►

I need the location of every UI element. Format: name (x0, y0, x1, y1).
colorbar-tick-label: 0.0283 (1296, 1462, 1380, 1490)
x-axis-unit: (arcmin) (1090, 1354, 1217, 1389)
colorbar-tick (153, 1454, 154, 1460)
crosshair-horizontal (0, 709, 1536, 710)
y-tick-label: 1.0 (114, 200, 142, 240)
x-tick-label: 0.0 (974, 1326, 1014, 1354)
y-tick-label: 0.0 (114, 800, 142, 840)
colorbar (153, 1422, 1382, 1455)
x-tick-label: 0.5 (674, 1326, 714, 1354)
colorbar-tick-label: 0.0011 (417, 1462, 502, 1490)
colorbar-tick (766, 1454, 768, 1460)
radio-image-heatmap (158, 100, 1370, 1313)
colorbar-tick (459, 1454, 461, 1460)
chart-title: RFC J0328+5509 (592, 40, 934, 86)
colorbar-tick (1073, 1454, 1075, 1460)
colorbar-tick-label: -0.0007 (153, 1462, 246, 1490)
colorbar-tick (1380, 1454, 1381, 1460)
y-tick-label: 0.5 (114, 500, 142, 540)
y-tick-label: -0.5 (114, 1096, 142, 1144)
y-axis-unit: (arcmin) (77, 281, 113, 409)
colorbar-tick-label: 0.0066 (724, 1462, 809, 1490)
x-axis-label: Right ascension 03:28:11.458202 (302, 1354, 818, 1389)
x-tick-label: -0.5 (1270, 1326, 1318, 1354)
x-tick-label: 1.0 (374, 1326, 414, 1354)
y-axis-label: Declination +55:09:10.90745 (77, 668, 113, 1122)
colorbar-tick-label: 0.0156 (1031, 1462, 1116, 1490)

◄

# AIM OF THE TASK
Copy every line of the records above verbatim, in the same order, changing nothing.

# EXERCISE RESPONSE
I need the location of every UI element. Format: name (x0, y0, x1, y1).
colorbar-tick-label: 0.0283 (1296, 1462, 1380, 1490)
x-axis-unit: (arcmin) (1090, 1354, 1217, 1389)
colorbar-tick (153, 1454, 154, 1460)
crosshair-horizontal (0, 709, 1536, 710)
y-tick-label: 1.0 (114, 200, 142, 240)
x-tick-label: 0.0 (974, 1326, 1014, 1354)
y-tick-label: 0.0 (114, 800, 142, 840)
colorbar (153, 1422, 1382, 1455)
x-tick-label: 0.5 (674, 1326, 714, 1354)
colorbar-tick-label: 0.0011 (417, 1462, 502, 1490)
colorbar-tick (766, 1454, 768, 1460)
radio-image-heatmap (158, 100, 1370, 1313)
colorbar-tick (459, 1454, 461, 1460)
chart-title: RFC J0328+5509 (592, 40, 934, 86)
colorbar-tick (1073, 1454, 1075, 1460)
colorbar-tick-label: -0.0007 (153, 1462, 246, 1490)
colorbar-tick (1380, 1454, 1381, 1460)
y-tick-label: 0.5 (114, 500, 142, 540)
y-tick-label: -0.5 (114, 1096, 142, 1144)
y-axis-unit: (arcmin) (77, 281, 113, 409)
colorbar-tick-label: 0.0066 (724, 1462, 809, 1490)
x-axis-label: Right ascension 03:28:11.458202 (302, 1354, 818, 1389)
x-tick-label: -0.5 (1270, 1326, 1318, 1354)
x-tick-label: 1.0 (374, 1326, 414, 1354)
y-axis-label: Declination +55:09:10.90745 (77, 668, 113, 1122)
colorbar-tick-label: 0.0156 (1031, 1462, 1116, 1490)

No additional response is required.